Task goal = Print each line of the listing once more, precisely as given.

Data supplied =
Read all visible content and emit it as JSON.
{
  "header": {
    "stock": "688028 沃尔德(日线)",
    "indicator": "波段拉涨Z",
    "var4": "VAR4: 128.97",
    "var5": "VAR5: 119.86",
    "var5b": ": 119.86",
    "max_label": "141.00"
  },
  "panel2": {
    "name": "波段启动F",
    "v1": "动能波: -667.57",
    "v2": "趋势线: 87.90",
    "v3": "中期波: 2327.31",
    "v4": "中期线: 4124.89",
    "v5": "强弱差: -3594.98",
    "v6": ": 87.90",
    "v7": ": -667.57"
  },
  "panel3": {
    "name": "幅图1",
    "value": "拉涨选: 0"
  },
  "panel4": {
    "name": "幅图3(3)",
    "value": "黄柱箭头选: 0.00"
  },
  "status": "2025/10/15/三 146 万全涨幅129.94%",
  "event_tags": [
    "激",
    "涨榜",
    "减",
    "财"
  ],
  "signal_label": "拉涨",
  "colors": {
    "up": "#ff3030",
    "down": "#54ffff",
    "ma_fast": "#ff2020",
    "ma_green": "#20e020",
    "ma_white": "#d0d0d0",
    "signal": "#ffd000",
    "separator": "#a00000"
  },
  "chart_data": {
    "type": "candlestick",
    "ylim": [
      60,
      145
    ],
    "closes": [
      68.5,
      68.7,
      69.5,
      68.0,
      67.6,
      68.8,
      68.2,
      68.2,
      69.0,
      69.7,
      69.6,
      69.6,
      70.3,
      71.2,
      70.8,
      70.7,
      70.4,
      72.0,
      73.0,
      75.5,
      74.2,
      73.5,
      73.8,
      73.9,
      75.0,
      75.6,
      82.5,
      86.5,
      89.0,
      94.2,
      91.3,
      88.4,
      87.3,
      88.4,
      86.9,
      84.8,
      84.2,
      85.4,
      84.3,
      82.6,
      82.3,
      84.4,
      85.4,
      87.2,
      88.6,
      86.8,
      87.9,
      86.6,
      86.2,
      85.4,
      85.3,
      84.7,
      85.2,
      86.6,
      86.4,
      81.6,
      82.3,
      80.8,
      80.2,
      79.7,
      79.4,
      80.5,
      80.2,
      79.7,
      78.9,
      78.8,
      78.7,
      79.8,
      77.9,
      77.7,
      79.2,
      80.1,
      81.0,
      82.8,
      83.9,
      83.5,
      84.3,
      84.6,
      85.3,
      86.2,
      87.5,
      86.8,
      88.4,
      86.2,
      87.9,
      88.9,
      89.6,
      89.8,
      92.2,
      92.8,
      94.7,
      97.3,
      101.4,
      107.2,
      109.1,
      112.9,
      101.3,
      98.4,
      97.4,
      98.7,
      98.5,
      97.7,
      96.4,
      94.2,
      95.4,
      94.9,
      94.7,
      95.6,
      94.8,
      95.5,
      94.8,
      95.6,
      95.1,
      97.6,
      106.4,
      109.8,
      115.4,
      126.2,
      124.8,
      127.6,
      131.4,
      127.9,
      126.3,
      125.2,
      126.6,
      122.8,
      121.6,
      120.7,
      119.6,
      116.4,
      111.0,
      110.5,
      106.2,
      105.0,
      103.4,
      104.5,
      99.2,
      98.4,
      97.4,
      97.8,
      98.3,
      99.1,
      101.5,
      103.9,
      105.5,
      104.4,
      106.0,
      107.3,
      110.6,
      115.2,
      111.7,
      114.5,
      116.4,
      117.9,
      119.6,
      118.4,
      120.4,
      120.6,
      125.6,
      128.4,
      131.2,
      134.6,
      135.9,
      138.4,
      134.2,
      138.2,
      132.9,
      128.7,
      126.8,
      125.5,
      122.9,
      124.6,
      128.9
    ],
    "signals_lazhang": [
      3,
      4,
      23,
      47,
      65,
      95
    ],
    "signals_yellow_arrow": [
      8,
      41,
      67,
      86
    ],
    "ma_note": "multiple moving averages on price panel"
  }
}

Right answer =
Read all visible content and emit it as JSON.
{
  "header": {
    "stock": "688028 沃尔德(日线)",
    "indicator": "波段拉涨Z",
    "var4": "VAR4: 128.97",
    "var5": "VAR5: 119.86",
    "var5b": ": 119.86",
    "max_label": "141.00"
  },
  "panel2": {
    "name": "波段启动F",
    "v1": "动能波: -667.57",
    "v2": "趋势线: 87.90",
    "v3": "中期波: 2327.31",
    "v4": "中期线: 4124.89",
    "v5": "强弱差: -3594.98",
    "v6": ": 87.90",
    "v7": ": -667.57"
  },
  "panel3": {
    "name": "幅图1",
    "value": "拉涨选: 0"
  },
  "panel4": {
    "name": "幅图3(3)",
    "value": "黄柱箭头选: 0.00"
  },
  "status": "2025/10/15/三 146 万全涨幅129.94%",
  "event_tags": [
    "激",
    "涨榜",
    "减",
    "财"
  ],
  "signal_label": "拉涨",
  "colors": {
    "up": "#ff3030",
    "down": "#54ffff",
    "ma_fast": "#ff2020",
    "ma_green": "#20e020",
    "ma_white": "#d0d0d0",
    "signal": "#ffd000",
    "separator": "#a00000"
  },
  "chart_data": {
    "type": "candlestick",
    "ylim": [
      60,
      145
    ],
    "closes": [
      68.5,
      68.7,
      69.5,
      68.0,
      67.6,
      68.8,
      68.2,
      68.2,
      69.0,
      69.7,
      69.6,
      69.6,
      70.3,
      71.2,
      70.8,
      70.7,
      70.4,
      72.0,
      73.0,
      75.5,
      74.2,
      73.5,
      73.8,
      73.9,
      75.0,
      75.6,
      82.5,
      86.5,
      89.0,
      94.2,
      91.3,
      88.4,
      87.3,
      88.4,
      86.9,
      84.8,
      84.2,
      85.4,
      84.3,
      82.6,
      82.3,
      84.4,
      85.4,
      87.2,
      88.6,
      86.8,
      87.9,
      86.6,
      86.2,
      85.4,
      85.3,
      84.7,
      85.2,
      86.6,
      86.4,
      81.6,
      82.3,
      80.8,
      80.2,
      79.7,
      79.4,
      80.5,
      80.2,
      79.7,
      78.9,
      78.8,
      78.7,
      79.8,
      77.9,
      77.7,
      79.2,
      80.1,
      81.0,
      82.8,
      83.9,
      83.5,
      84.3,
      84.6,
      85.3,
      86.2,
      87.5,
      86.8,
      88.4,
      86.2,
      87.9,
      88.9,
      89.6,
      89.8,
      92.2,
      92.8,
      94.7,
      97.3,
      101.4,
      107.2,
      109.1,
      112.9,
      101.3,
      98.4,
      97.4,
      98.7,
      98.5,
      97.7,
      96.4,
      94.2,
      95.4,
      94.9,
      94.7,
      95.6,
      94.8,
      95.5,
      94.8,
      95.6,
      95.1,
      97.6,
      106.4,
      109.8,
      115.4,
      126.2,
      124.8,
      127.6,
      131.4,
      127.9,
      126.3,
      125.2,
      126.6,
      122.8,
      121.6,
      120.7,
      119.6,
      116.4,
      111.0,
      110.5,
      106.2,
      105.0,
      103.4,
      104.5,
      99.2,
      98.4,
      97.4,
      97.8,
      98.3,
      99.1,
      101.5,
      103.9,
      105.5,
      104.4,
      106.0,
      107.3,
      110.6,
      115.2,
      111.7,
      114.5,
      116.4,
      117.9,
      119.6,
      118.4,
      120.4,
      120.6,
      125.6,
      128.4,
      131.2,
      134.6,
      135.9,
      138.4,
      134.2,
      138.2,
      132.9,
      128.7,
      126.8,
      125.5,
      122.9,
      124.6,
      128.9
    ],
    "signals_lazhang": [
      3,
      4,
      23,
      47,
      65,
      95
    ],
    "signals_yellow_arrow": [
      8,
      41,
      67,
      86
    ],
    "ma_note": "multiple moving averages on price panel"
  }
}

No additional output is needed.